**TASK REQUIREMENTS**: Look for "доминирует" in each line of the entries, and return the matching lines.

>> Begin ENTRIES PROVIDED

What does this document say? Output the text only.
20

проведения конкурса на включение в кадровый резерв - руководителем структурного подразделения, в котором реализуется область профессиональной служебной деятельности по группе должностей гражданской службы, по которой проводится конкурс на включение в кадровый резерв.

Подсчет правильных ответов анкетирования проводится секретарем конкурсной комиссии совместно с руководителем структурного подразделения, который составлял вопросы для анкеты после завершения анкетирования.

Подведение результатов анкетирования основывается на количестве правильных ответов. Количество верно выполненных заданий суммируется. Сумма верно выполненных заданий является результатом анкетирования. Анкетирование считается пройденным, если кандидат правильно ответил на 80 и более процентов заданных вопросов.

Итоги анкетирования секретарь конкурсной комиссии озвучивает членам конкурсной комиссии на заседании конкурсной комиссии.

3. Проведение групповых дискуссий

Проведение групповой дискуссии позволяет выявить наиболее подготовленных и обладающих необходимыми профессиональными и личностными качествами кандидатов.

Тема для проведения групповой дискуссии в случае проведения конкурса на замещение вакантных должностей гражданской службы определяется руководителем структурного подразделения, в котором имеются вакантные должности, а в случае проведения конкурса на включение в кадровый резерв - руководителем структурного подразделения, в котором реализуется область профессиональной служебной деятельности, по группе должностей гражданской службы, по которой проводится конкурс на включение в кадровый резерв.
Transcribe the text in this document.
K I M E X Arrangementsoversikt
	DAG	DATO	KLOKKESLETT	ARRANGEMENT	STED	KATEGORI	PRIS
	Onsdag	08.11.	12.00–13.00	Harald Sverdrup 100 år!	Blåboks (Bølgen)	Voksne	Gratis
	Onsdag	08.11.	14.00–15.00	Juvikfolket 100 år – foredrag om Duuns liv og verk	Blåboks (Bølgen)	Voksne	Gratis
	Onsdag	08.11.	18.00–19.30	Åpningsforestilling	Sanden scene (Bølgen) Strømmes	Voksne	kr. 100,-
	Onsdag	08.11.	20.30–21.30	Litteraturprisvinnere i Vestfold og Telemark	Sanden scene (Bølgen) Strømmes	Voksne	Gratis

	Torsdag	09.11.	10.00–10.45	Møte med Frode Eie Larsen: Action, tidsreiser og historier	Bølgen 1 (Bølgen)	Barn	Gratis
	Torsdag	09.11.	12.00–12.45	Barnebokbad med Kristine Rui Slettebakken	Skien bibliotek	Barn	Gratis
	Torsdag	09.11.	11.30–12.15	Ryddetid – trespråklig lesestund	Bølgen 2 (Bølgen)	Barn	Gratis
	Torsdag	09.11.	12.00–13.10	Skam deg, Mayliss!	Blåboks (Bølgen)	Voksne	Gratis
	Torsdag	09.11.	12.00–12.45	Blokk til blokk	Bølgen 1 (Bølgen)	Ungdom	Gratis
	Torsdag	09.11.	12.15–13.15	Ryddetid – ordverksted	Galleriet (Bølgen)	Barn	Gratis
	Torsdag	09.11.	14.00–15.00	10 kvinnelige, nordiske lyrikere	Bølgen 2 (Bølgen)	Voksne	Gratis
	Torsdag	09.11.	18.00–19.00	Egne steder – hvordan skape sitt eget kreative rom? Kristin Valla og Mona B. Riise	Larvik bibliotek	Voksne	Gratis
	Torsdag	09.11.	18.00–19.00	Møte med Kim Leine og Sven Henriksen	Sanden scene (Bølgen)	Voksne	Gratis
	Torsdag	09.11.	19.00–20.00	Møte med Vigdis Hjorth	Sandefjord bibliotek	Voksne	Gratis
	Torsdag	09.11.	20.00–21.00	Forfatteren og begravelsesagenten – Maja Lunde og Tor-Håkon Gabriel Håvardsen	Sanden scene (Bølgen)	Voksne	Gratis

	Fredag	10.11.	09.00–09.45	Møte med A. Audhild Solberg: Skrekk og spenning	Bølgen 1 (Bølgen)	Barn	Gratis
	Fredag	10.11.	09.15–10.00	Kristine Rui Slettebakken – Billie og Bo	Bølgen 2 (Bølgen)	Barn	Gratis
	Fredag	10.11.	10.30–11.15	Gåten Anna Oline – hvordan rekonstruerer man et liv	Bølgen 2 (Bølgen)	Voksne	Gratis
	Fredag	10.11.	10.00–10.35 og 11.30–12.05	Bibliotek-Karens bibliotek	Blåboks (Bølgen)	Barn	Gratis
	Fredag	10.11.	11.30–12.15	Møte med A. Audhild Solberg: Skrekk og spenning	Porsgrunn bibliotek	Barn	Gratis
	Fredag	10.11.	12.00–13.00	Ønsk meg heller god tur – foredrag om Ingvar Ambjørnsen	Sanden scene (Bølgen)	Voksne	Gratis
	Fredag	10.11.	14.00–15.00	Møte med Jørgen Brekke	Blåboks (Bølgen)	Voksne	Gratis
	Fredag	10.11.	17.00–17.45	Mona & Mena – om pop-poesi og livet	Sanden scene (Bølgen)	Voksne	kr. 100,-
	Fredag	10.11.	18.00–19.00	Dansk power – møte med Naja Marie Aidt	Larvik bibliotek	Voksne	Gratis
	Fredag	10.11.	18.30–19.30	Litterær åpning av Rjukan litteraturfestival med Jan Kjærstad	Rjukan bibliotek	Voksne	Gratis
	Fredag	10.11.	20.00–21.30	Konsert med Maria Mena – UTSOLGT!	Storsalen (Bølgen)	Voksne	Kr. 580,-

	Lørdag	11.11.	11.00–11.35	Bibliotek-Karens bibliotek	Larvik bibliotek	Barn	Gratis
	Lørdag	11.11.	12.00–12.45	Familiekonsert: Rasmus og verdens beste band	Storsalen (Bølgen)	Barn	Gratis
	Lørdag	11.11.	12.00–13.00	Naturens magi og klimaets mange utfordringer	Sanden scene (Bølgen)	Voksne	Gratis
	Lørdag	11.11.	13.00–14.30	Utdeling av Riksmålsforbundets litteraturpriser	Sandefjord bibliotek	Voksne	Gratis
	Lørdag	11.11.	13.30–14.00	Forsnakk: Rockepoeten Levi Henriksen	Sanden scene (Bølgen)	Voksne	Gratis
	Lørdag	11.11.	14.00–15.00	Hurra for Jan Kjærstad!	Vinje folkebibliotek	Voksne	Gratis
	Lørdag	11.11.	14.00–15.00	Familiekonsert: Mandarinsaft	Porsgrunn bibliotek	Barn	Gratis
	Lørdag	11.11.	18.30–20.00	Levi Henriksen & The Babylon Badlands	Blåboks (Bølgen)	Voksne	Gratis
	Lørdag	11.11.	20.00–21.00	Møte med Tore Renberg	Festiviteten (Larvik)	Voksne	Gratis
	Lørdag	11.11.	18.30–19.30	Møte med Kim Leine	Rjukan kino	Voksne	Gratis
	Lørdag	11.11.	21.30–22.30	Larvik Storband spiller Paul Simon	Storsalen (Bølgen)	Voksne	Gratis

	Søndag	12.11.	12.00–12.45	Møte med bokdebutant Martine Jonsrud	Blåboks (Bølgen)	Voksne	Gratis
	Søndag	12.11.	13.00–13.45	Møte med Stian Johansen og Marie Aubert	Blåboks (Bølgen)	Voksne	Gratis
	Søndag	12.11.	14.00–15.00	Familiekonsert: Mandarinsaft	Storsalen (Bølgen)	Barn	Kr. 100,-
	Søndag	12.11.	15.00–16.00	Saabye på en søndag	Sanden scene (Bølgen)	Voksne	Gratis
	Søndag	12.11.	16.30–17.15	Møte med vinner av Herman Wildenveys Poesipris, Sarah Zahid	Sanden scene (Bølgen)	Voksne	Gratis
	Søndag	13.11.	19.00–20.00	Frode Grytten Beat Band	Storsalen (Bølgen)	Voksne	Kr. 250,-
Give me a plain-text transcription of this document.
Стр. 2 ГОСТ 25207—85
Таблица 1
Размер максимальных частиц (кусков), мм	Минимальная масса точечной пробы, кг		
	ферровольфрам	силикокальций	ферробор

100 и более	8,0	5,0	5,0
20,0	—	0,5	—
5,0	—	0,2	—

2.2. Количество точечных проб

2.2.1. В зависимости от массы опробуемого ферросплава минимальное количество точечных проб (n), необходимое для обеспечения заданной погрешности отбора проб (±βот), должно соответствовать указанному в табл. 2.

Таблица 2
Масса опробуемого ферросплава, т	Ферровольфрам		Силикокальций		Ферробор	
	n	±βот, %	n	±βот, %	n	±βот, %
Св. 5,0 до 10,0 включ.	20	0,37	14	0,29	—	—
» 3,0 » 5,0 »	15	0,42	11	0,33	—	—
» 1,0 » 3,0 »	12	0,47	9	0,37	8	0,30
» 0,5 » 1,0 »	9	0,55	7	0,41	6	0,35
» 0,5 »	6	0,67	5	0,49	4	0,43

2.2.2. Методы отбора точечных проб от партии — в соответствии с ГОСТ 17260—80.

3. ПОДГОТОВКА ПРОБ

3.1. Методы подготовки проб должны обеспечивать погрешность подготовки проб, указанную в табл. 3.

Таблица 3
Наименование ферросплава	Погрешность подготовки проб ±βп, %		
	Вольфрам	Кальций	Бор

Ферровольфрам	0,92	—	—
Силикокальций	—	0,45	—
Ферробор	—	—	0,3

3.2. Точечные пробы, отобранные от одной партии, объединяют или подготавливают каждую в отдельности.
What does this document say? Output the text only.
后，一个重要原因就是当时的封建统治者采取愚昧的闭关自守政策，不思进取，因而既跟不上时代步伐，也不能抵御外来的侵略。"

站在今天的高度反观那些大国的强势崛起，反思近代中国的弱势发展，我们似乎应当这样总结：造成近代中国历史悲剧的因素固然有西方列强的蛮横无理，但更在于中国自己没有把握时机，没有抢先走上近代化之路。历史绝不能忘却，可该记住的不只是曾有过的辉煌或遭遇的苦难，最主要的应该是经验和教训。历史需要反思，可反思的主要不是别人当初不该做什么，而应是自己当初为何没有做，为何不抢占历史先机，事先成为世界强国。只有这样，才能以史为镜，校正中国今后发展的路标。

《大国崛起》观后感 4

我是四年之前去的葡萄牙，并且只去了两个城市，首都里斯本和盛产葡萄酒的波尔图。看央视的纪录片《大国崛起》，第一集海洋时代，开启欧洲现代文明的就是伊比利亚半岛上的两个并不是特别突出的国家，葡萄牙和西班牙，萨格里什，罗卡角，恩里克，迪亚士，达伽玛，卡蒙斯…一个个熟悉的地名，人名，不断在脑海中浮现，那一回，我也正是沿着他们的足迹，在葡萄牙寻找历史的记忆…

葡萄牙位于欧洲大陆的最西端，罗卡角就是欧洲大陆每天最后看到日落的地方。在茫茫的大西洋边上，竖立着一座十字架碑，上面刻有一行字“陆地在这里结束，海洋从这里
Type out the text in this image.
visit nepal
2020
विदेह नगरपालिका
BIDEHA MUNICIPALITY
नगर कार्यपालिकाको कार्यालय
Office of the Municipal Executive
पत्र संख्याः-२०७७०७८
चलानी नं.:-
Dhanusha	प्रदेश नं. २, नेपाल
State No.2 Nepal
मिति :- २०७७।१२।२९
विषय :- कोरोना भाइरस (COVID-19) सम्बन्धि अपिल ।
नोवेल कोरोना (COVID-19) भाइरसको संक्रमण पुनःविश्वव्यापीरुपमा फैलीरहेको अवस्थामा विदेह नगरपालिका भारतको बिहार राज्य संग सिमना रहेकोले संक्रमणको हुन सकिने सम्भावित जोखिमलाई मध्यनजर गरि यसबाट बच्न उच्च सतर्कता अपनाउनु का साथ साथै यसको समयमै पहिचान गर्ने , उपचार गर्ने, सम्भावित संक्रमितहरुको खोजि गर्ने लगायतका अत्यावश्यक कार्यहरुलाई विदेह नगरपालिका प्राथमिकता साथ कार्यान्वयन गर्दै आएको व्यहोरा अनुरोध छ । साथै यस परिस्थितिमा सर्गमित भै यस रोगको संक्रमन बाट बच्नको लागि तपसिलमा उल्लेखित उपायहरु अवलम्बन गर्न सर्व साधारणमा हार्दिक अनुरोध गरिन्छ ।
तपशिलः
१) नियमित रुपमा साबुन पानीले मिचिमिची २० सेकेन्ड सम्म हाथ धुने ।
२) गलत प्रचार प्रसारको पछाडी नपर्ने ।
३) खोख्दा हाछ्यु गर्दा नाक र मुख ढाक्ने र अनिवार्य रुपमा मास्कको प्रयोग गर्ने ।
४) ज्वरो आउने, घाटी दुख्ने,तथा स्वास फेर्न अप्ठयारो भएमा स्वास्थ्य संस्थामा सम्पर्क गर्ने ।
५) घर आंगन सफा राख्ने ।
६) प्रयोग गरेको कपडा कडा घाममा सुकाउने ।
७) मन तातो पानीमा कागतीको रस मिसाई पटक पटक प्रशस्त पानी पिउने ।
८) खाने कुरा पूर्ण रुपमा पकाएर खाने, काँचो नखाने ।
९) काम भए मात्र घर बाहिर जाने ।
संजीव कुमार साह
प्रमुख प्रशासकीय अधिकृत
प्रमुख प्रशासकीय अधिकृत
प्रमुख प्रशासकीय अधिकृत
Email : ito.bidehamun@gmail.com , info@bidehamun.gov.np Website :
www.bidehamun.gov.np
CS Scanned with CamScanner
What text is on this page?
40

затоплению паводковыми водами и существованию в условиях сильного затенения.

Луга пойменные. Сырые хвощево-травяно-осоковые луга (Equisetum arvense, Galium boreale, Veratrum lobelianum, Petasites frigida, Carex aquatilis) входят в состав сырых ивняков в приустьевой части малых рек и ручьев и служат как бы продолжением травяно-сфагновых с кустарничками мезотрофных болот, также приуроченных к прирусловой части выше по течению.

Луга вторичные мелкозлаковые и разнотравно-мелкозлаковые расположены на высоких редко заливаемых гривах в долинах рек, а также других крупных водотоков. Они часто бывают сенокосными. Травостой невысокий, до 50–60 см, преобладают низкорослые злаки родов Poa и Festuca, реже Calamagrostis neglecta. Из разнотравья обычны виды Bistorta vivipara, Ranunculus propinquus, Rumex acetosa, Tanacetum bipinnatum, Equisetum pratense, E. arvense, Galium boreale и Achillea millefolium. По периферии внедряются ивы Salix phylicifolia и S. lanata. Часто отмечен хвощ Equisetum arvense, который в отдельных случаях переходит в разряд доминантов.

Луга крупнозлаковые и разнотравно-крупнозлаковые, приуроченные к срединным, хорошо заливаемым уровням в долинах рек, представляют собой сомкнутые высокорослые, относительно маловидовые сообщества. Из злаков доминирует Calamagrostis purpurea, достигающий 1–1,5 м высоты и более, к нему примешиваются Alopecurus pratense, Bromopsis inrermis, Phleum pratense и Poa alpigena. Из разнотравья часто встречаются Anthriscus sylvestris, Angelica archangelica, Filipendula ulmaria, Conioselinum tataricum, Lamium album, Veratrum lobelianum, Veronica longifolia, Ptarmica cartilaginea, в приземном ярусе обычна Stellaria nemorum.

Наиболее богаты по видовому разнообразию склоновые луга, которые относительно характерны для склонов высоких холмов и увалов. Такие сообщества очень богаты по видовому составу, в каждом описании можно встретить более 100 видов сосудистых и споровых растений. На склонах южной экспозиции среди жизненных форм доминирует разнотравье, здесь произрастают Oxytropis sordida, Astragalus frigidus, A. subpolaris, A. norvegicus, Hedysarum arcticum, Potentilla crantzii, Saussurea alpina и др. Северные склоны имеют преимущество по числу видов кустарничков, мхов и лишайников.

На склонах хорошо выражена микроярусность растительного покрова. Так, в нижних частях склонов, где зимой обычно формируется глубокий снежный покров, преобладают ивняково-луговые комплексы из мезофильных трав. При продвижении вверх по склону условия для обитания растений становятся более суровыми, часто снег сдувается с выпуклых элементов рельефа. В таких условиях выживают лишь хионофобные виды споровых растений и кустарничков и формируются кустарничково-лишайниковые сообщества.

>> End ENTRIES PROVIDED

**SOLUTION TO THE PROBLEM**:
Луга крупнозлаковые и разнотравно-крупнозлаковые, приуроченные к срединным, хорошо заливаемым уровням в долинах рек, представляют собой сомкнутые высокорослые, относительно маловидовые сообщества. Из злаков доминирует Calamagrostis purpurea, достигающий 1–1,5 м высоты и более, к нему примешиваются Alopecurus pratense, Bromopsis inrermis, Phleum pratense и Poa alpigena. Из разнотравья часто встречаются Anthriscus sylvestris, Angelica archangelica, Filipendula ulmaria, Conioselinum tataricum, Lamium album, Veratrum lobelianum, Veronica longifolia, Ptarmica cartilaginea, в приземном ярусе обычна Stellaria nemorum.
Наиболее богаты по видовому разнообразию склоновые луга, которые относительно характерны для склонов высоких холмов и увалов. Такие сообщества очень богаты по видовому составу, в каждом описании можно встретить более 100 видов сосудистых и споровых растений. На склонах южной экспозиции среди жизненных форм доминирует разнотравье, здесь произрастают Oxytropis sordida, Astragalus frigidus, A. subpolaris, A. norvegicus, Hedysarum arcticum, Potentilla crantzii, Saussurea alpina и др. Северные склоны имеют преимущество по числу видов кустарничков, мхов и лишайников.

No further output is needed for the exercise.